Written request
Find each line holding "title" and copy it out.
-- Start of Exercise data --
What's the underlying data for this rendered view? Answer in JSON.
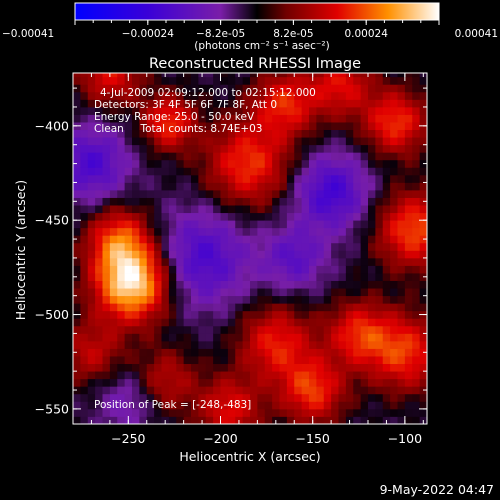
{
  "chart_data": {
    "type": "heatmap",
    "title": "Reconstructed RHESSI Image",
    "xlabel": "Heliocentric X (arcsec)",
    "ylabel": "Heliocentric Y (arcsec)",
    "xlim": [
      -280,
      -88
    ],
    "ylim": [
      -558,
      -372
    ],
    "x_ticks": [
      -250,
      -200,
      -150,
      -100
    ],
    "y_ticks": [
      -550,
      -500,
      -450,
      -400
    ],
    "colorbar": {
      "ticks": [
        "-0.00041",
        "-0.00024",
        "-8.2e-05",
        "8.2e-05",
        "0.00024",
        "0.00041"
      ],
      "units": "(photons cm⁻² s⁻¹ asec⁻²)",
      "range": [
        -0.00041,
        0.00041
      ]
    },
    "annotations": {
      "time": "4-Jul-2009 02:09:12.000 to 02:15:12.000",
      "detectors": "Detectors: 3F 4F 5F 6F 7F 8F, Att 0",
      "energy": "Energy Range: 25.0 - 50.0 keV",
      "clean": "Clean     Total counts: 8.74E+03",
      "peak": "Position of Peak = [-248,-483]"
    },
    "peak": {
      "x": -248,
      "y": -483
    },
    "sources": [
      {
        "x": -248,
        "y": -483,
        "amp": 1.0,
        "sigma": 14
      },
      {
        "x": -255,
        "y": -460,
        "amp": 0.55,
        "sigma": 12
      },
      {
        "x": -228,
        "y": -398,
        "amp": 0.55,
        "sigma": 10
      },
      {
        "x": -260,
        "y": -372,
        "amp": 0.45,
        "sigma": 12
      },
      {
        "x": -185,
        "y": -420,
        "amp": 0.55,
        "sigma": 16
      },
      {
        "x": -165,
        "y": -388,
        "amp": 0.5,
        "sigma": 12
      },
      {
        "x": -135,
        "y": -378,
        "amp": 0.45,
        "sigma": 12
      },
      {
        "x": -105,
        "y": -398,
        "amp": 0.55,
        "sigma": 12
      },
      {
        "x": -95,
        "y": -455,
        "amp": 0.6,
        "sigma": 14
      },
      {
        "x": -100,
        "y": -520,
        "amp": 0.55,
        "sigma": 14
      },
      {
        "x": -125,
        "y": -510,
        "amp": 0.5,
        "sigma": 12
      },
      {
        "x": -170,
        "y": -515,
        "amp": 0.5,
        "sigma": 14
      },
      {
        "x": -150,
        "y": -540,
        "amp": 0.55,
        "sigma": 12
      },
      {
        "x": -195,
        "y": -550,
        "amp": 0.45,
        "sigma": 12
      },
      {
        "x": -230,
        "y": -535,
        "amp": 0.35,
        "sigma": 12
      },
      {
        "x": -270,
        "y": -520,
        "amp": 0.35,
        "sigma": 12
      },
      {
        "x": -140,
        "y": -435,
        "amp": -0.5,
        "sigma": 14
      },
      {
        "x": -210,
        "y": -470,
        "amp": -0.45,
        "sigma": 18
      },
      {
        "x": -270,
        "y": -420,
        "amp": -0.45,
        "sigma": 14
      },
      {
        "x": -160,
        "y": -470,
        "amp": -0.35,
        "sigma": 12
      },
      {
        "x": -250,
        "y": -545,
        "amp": -0.25,
        "sigma": 12
      }
    ]
  },
  "footer": {
    "timestamp": "9-May-2022 04:47"
  }
}
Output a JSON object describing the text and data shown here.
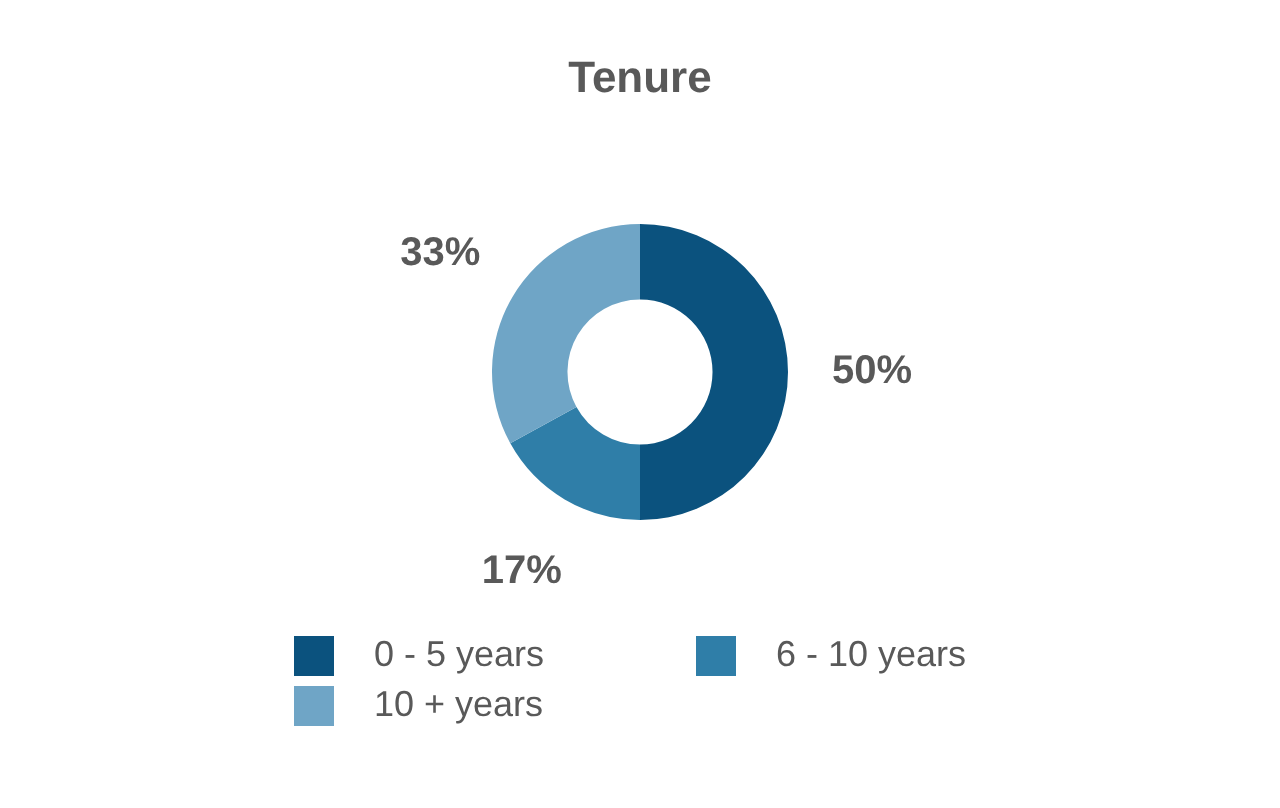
{
  "chart_data": {
    "type": "donut",
    "title": "Tenure",
    "categories": [
      "0 - 5 years",
      "6 - 10 years",
      "10 + years"
    ],
    "values": [
      50,
      17,
      33
    ],
    "colors": [
      "#0b527e",
      "#2f7ea8",
      "#6fa5c6"
    ],
    "legend": "bottom",
    "value_labels": [
      "50%",
      "17%",
      "33%"
    ]
  }
}
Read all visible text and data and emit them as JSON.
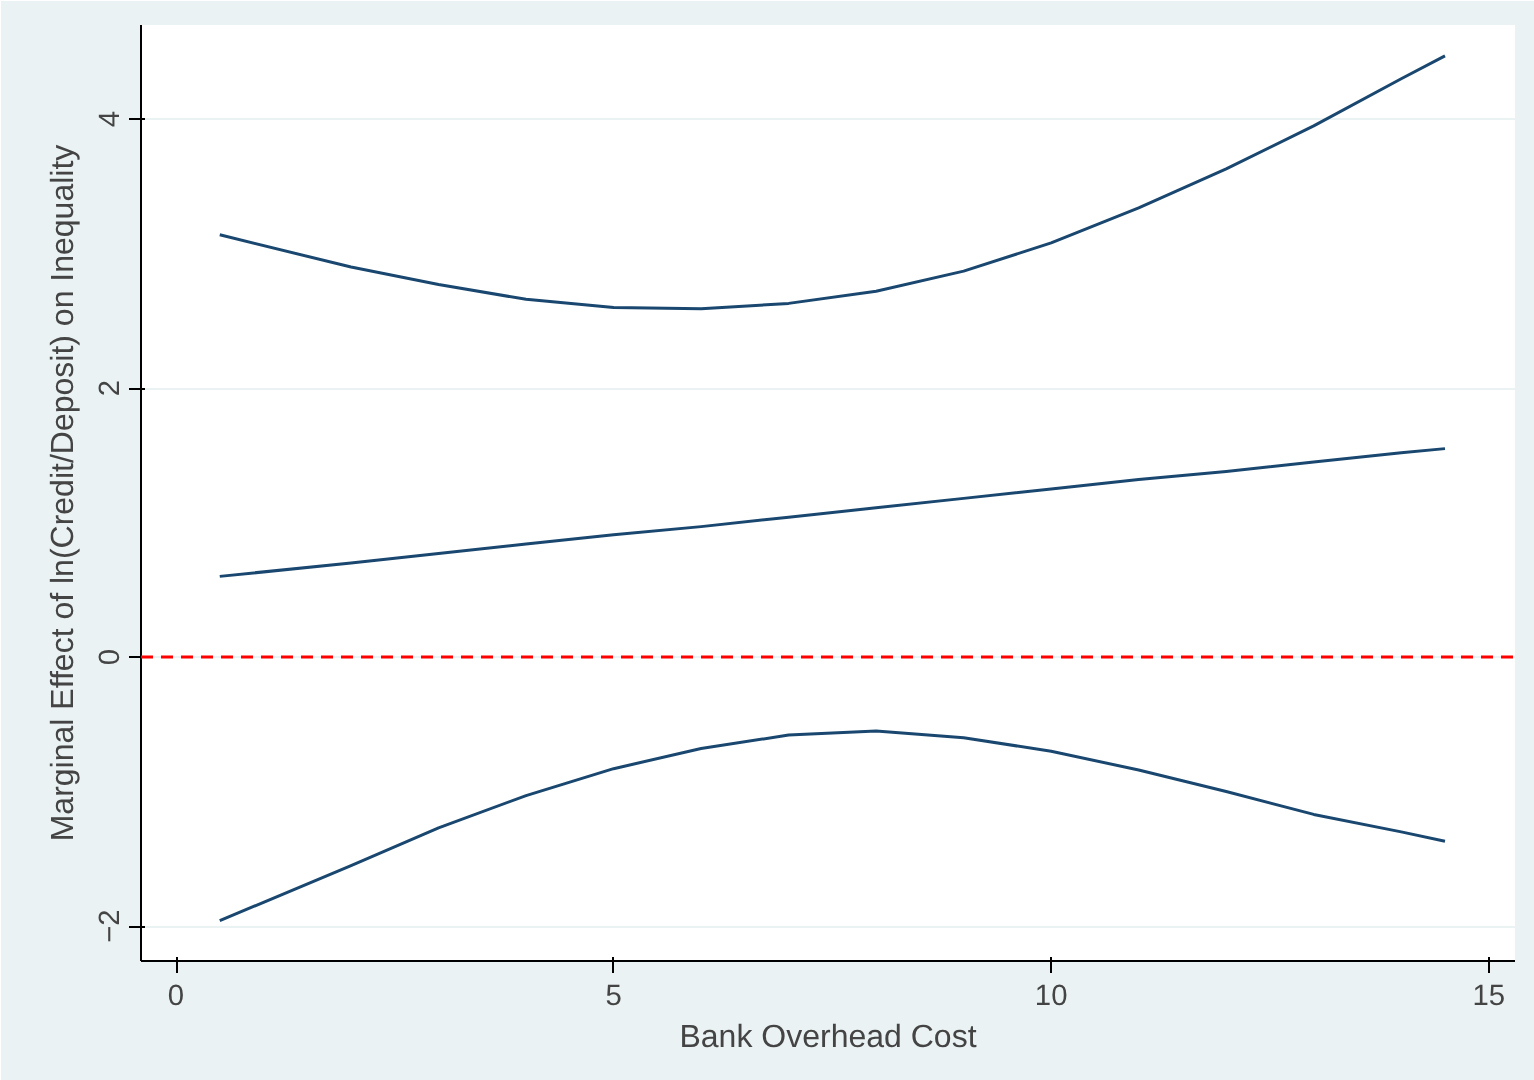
-- End of Exercise data --
Completed exercise
    "title": "Reconstructed RHESSI Image",
    "title": "Tenure",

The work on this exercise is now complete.